— Begin —

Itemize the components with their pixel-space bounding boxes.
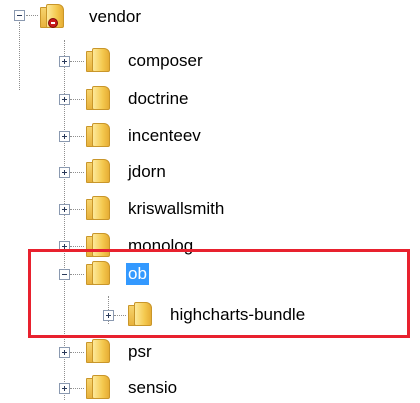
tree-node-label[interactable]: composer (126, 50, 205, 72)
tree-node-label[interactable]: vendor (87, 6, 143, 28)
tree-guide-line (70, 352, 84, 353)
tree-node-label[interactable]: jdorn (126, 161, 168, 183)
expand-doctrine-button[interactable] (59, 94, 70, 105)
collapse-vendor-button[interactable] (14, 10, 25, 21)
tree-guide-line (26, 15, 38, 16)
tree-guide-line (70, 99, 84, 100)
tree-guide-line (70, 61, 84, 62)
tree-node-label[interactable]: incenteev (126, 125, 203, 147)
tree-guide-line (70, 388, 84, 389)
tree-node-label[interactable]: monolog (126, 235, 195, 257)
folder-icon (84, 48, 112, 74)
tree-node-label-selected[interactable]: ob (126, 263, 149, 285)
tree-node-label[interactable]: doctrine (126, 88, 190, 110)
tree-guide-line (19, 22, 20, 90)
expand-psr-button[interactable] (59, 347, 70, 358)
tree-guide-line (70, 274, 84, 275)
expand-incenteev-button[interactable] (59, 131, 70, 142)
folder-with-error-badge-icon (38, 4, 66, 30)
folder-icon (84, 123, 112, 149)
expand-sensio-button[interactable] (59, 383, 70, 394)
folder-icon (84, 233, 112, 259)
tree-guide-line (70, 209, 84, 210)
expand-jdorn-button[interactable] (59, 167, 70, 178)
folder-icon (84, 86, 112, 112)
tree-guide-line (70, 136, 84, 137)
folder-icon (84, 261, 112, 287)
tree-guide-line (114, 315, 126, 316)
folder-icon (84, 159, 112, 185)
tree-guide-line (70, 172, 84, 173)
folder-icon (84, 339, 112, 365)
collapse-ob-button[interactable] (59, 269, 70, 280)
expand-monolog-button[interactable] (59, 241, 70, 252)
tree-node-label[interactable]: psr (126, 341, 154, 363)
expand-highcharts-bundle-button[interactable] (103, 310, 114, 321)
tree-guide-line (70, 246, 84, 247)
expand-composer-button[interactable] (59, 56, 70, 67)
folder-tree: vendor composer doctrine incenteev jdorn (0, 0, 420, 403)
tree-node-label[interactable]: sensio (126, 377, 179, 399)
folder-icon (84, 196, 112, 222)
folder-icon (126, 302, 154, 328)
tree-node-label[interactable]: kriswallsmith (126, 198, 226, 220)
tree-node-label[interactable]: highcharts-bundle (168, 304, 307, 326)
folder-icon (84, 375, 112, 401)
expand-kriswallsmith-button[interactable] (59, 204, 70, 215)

— End —

**What is being asked**
Turn the lines from the one containing "tree-node-label[interactable]: composer (126, 50, 205, 72)" to the one containing "folder-icon (84, 86, 112, 112)", both included, into a Markdown table with the columns Row and Entry. Number each line in Row, put the line itself in Entry, and leave out any blank lines.

**Solution to the exercise**
| Row | Entry |
|---|---|
| 1 | tree-node-label[interactable]: composer (126, 50, 205, 72) |
| 2 | tree-node-label[interactable]: vendor (87, 6, 143, 28) |
| 3 | tree-guide-line (70, 352, 84, 353) |
| 4 | tree-node-label[interactable]: jdorn (126, 161, 168, 183) |
| 5 | expand-doctrine-button[interactable] (59, 94, 70, 105) |
| 6 | collapse-vendor-button[interactable] (14, 10, 25, 21) |
| 7 | tree-guide-line (26, 15, 38, 16) |
| 8 | tree-guide-line (70, 99, 84, 100) |
| 9 | tree-guide-line (70, 61, 84, 62) |
| 10 | tree-node-label[interactable]: incenteev (126, 125, 203, 147) |
| 11 | tree-guide-line (70, 388, 84, 389) |
| 12 | tree-node-label[interactable]: monolog (126, 235, 195, 257) |
| 13 | folder-icon (84, 48, 112, 74) |
| 14 | tree-node-label-selected[interactable]: ob (126, 263, 149, 285) |
| 15 | tree-node-label[interactable]: doctrine (126, 88, 190, 110) |
| 16 | tree-guide-line (19, 22, 20, 90) |
| 17 | expand-psr-button[interactable] (59, 347, 70, 358) |
| 18 | tree-guide-line (70, 274, 84, 275) |
| 19 | expand-incenteev-button[interactable] (59, 131, 70, 142) |
| 20 | folder-with-error-badge-icon (38, 4, 66, 30) |
| 21 | folder-icon (84, 123, 112, 149) |
| 22 | expand-sensio-button[interactable] (59, 383, 70, 394) |
| 23 | folder-icon (84, 233, 112, 259) |
| 24 | tree-guide-line (70, 209, 84, 210) |
| 25 | expand-jdorn-button[interactable] (59, 167, 70, 178) |
| 26 | folder-icon (84, 86, 112, 112) |